Data provided -

<<<<

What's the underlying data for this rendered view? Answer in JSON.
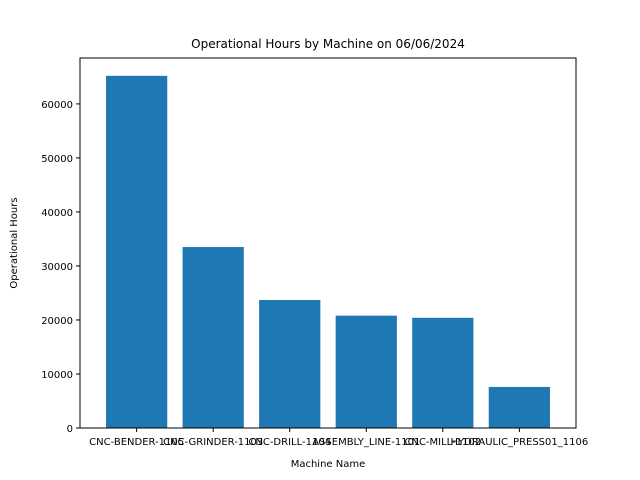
{
  "chart_data": {
    "type": "bar",
    "title": "Operational Hours by Machine on 06/06/2024",
    "xlabel": "Machine Name",
    "ylabel": "Operational Hours",
    "categories": [
      "CNC-BENDER-1105",
      "CNC-GRINDER-1103",
      "CNC-DRILL-1104",
      "ASSEMBLY_LINE-1101",
      "CNC-MILL-1102",
      "HYDRAULIC_PRESS01_1106"
    ],
    "values": [
      65200,
      33500,
      23700,
      20800,
      20400,
      7600
    ],
    "ylim": [
      0,
      68500
    ],
    "yticks": [
      0,
      10000,
      20000,
      30000,
      40000,
      50000,
      60000
    ],
    "bar_color": "#1f77b4",
    "grid": false,
    "legend": "none"
  }
}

>>>>

Given problem - Count how many lines in the data contain the word "Operational", giving the number without comment.

The completed task - 2